### GOAL
Copy out each line below exactly as it appears.

### EXERCISE MATERIAL
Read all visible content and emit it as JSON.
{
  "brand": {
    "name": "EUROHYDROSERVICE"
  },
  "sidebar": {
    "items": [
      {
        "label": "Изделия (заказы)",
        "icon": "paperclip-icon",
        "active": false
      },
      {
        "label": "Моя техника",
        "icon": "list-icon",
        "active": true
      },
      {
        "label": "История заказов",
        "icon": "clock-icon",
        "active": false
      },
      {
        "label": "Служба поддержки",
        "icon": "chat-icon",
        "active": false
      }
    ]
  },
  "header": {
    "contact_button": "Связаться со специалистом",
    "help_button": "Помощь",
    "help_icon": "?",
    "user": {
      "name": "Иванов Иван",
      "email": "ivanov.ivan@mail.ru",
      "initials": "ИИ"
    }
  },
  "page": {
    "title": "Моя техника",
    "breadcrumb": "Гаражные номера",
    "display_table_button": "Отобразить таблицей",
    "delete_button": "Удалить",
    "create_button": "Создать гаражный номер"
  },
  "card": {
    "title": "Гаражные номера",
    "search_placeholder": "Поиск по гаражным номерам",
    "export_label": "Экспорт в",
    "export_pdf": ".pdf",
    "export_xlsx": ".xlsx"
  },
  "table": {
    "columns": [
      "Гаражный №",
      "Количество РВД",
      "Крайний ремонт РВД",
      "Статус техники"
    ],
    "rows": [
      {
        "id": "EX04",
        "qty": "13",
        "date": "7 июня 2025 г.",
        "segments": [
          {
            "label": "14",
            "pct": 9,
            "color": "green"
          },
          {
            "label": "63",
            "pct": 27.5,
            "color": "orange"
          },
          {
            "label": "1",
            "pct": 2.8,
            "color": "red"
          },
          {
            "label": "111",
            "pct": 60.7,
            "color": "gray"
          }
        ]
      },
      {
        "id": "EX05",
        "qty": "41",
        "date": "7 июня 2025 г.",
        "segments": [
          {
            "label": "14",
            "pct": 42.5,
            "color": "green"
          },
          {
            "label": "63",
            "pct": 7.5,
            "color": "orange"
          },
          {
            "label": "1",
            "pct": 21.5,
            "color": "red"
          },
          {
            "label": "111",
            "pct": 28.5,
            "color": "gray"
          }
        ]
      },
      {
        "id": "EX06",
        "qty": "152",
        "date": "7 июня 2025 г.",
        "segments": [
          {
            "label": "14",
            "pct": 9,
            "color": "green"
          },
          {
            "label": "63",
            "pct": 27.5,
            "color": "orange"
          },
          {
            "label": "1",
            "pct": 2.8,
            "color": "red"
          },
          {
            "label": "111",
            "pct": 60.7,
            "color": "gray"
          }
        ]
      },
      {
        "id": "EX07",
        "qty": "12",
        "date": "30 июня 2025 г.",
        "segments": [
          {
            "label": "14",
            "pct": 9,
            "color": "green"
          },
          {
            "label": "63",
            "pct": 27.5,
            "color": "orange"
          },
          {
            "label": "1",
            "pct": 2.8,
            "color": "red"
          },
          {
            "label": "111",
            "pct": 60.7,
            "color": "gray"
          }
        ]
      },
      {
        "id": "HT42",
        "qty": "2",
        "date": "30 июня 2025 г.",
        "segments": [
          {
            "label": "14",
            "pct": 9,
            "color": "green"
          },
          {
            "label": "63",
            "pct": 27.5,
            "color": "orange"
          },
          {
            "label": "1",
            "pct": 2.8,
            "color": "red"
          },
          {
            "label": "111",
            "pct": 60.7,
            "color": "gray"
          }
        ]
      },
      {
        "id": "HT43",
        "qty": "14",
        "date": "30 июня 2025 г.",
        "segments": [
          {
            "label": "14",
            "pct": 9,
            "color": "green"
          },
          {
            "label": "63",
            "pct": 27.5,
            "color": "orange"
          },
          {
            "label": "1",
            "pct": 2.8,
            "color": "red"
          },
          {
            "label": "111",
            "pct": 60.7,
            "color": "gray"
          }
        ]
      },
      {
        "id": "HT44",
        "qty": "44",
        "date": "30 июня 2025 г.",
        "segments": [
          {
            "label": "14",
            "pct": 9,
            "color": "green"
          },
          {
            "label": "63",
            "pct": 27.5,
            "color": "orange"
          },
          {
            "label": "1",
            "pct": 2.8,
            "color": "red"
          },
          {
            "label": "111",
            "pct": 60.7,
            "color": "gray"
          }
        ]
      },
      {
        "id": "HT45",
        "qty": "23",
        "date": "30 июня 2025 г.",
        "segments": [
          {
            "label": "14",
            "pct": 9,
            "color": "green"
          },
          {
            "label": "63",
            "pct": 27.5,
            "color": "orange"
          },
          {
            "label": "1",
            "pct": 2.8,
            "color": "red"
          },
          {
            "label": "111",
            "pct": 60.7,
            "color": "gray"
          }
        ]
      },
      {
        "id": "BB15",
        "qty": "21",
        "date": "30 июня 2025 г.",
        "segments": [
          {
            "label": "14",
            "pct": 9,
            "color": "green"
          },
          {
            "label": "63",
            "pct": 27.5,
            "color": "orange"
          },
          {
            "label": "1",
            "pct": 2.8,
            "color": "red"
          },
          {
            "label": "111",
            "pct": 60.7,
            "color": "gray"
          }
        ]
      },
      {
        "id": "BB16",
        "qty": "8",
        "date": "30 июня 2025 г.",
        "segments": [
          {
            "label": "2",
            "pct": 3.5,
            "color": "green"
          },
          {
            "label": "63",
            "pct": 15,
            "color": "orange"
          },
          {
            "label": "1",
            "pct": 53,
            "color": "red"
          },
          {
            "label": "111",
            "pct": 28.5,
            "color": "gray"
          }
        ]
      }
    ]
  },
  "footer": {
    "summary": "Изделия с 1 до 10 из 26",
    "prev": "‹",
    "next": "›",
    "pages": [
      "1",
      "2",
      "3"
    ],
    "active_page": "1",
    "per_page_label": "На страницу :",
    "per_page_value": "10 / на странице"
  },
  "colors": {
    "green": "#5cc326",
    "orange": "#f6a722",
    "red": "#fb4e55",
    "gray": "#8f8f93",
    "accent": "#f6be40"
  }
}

### PROBLEM SOLUTION
Read all visible content and emit it as JSON.
{
  "brand": {
    "name": "EUROHYDROSERVICE"
  },
  "sidebar": {
    "items": [
      {
        "label": "Изделия (заказы)",
        "icon": "paperclip-icon",
        "active": false
      },
      {
        "label": "Моя техника",
        "icon": "list-icon",
        "active": true
      },
      {
        "label": "История заказов",
        "icon": "clock-icon",
        "active": false
      },
      {
        "label": "Служба поддержки",
        "icon": "chat-icon",
        "active": false
      }
    ]
  },
  "header": {
    "contact_button": "Связаться со специалистом",
    "help_button": "Помощь",
    "help_icon": "?",
    "user": {
      "name": "Иванов Иван",
      "email": "ivanov.ivan@mail.ru",
      "initials": "ИИ"
    }
  },
  "page": {
    "title": "Моя техника",
    "breadcrumb": "Гаражные номера",
    "display_table_button": "Отобразить таблицей",
    "delete_button": "Удалить",
    "create_button": "Создать гаражный номер"
  },
  "card": {
    "title": "Гаражные номера",
    "search_placeholder": "Поиск по гаражным номерам",
    "export_label": "Экспорт в",
    "export_pdf": ".pdf",
    "export_xlsx": ".xlsx"
  },
  "table": {
    "columns": [
      "Гаражный №",
      "Количество РВД",
      "Крайний ремонт РВД",
      "Статус техники"
    ],
    "rows": [
      {
        "id": "EX04",
        "qty": "13",
        "date": "7 июня 2025 г.",
        "segments": [
          {
            "label": "14",
            "pct": 9,
            "color": "green"
          },
          {
            "label": "63",
            "pct": 27.5,
            "color": "orange"
          },
          {
            "label": "1",
            "pct": 2.8,
            "color": "red"
          },
          {
            "label": "111",
            "pct": 60.7,
            "color": "gray"
          }
        ]
      },
      {
        "id": "EX05",
        "qty": "41",
        "date": "7 июня 2025 г.",
        "segments": [
          {
            "label": "14",
            "pct": 42.5,
            "color": "green"
          },
          {
            "label": "63",
            "pct": 7.5,
            "color": "orange"
          },
          {
            "label": "1",
            "pct": 21.5,
            "color": "red"
          },
          {
            "label": "111",
            "pct": 28.5,
            "color": "gray"
          }
        ]
      },
      {
        "id": "EX06",
        "qty": "152",
        "date": "7 июня 2025 г.",
        "segments": [
          {
            "label": "14",
            "pct": 9,
            "color": "green"
          },
          {
            "label": "63",
            "pct": 27.5,
            "color": "orange"
          },
          {
            "label": "1",
            "pct": 2.8,
            "color": "red"
          },
          {
            "label": "111",
            "pct": 60.7,
            "color": "gray"
          }
        ]
      },
      {
        "id": "EX07",
        "qty": "12",
        "date": "30 июня 2025 г.",
        "segments": [
          {
            "label": "14",
            "pct": 9,
            "color": "green"
          },
          {
            "label": "63",
            "pct": 27.5,
            "color": "orange"
          },
          {
            "label": "1",
            "pct": 2.8,
            "color": "red"
          },
          {
            "label": "111",
            "pct": 60.7,
            "color": "gray"
          }
        ]
      },
      {
        "id": "HT42",
        "qty": "2",
        "date": "30 июня 2025 г.",
        "segments": [
          {
            "label": "14",
            "pct": 9,
            "color": "green"
          },
          {
            "label": "63",
            "pct": 27.5,
            "color": "orange"
          },
          {
            "label": "1",
            "pct": 2.8,
            "color": "red"
          },
          {
            "label": "111",
            "pct": 60.7,
            "color": "gray"
          }
        ]
      },
      {
        "id": "HT43",
        "qty": "14",
        "date": "30 июня 2025 г.",
        "segments": [
          {
            "label": "14",
            "pct": 9,
            "color": "green"
          },
          {
            "label": "63",
            "pct": 27.5,
            "color": "orange"
          },
          {
            "label": "1",
            "pct": 2.8,
            "color": "red"
          },
          {
            "label": "111",
            "pct": 60.7,
            "color": "gray"
          }
        ]
      },
      {
        "id": "HT44",
        "qty": "44",
        "date": "30 июня 2025 г.",
        "segments": [
          {
            "label": "14",
            "pct": 9,
            "color": "green"
          },
          {
            "label": "63",
            "pct": 27.5,
            "color": "orange"
          },
          {
            "label": "1",
            "pct": 2.8,
            "color": "red"
          },
          {
            "label": "111",
            "pct": 60.7,
            "color": "gray"
          }
        ]
      },
      {
        "id": "HT45",
        "qty": "23",
        "date": "30 июня 2025 г.",
        "segments": [
          {
            "label": "14",
            "pct": 9,
            "color": "green"
          },
          {
            "label": "63",
            "pct": 27.5,
            "color": "orange"
          },
          {
            "label": "1",
            "pct": 2.8,
            "color": "red"
          },
          {
            "label": "111",
            "pct": 60.7,
            "color": "gray"
          }
        ]
      },
      {
        "id": "BB15",
        "qty": "21",
        "date": "30 июня 2025 г.",
        "segments": [
          {
            "label": "14",
            "pct": 9,
            "color": "green"
          },
          {
            "label": "63",
            "pct": 27.5,
            "color": "orange"
          },
          {
            "label": "1",
            "pct": 2.8,
            "color": "red"
          },
          {
            "label": "111",
            "pct": 60.7,
            "color": "gray"
          }
        ]
      },
      {
        "id": "BB16",
        "qty": "8",
        "date": "30 июня 2025 г.",
        "segments": [
          {
            "label": "2",
            "pct": 3.5,
            "color": "green"
          },
          {
            "label": "63",
            "pct": 15,
            "color": "orange"
          },
          {
            "label": "1",
            "pct": 53,
            "color": "red"
          },
          {
            "label": "111",
            "pct": 28.5,
            "color": "gray"
          }
        ]
      }
    ]
  },
  "footer": {
    "summary": "Изделия с 1 до 10 из 26",
    "prev": "‹",
    "next": "›",
    "pages": [
      "1",
      "2",
      "3"
    ],
    "active_page": "1",
    "per_page_label": "На страницу :",
    "per_page_value": "10 / на странице"
  },
  "colors": {
    "green": "#5cc326",
    "orange": "#f6a722",
    "red": "#fb4e55",
    "gray": "#8f8f93",
    "accent": "#f6be40"
  }
}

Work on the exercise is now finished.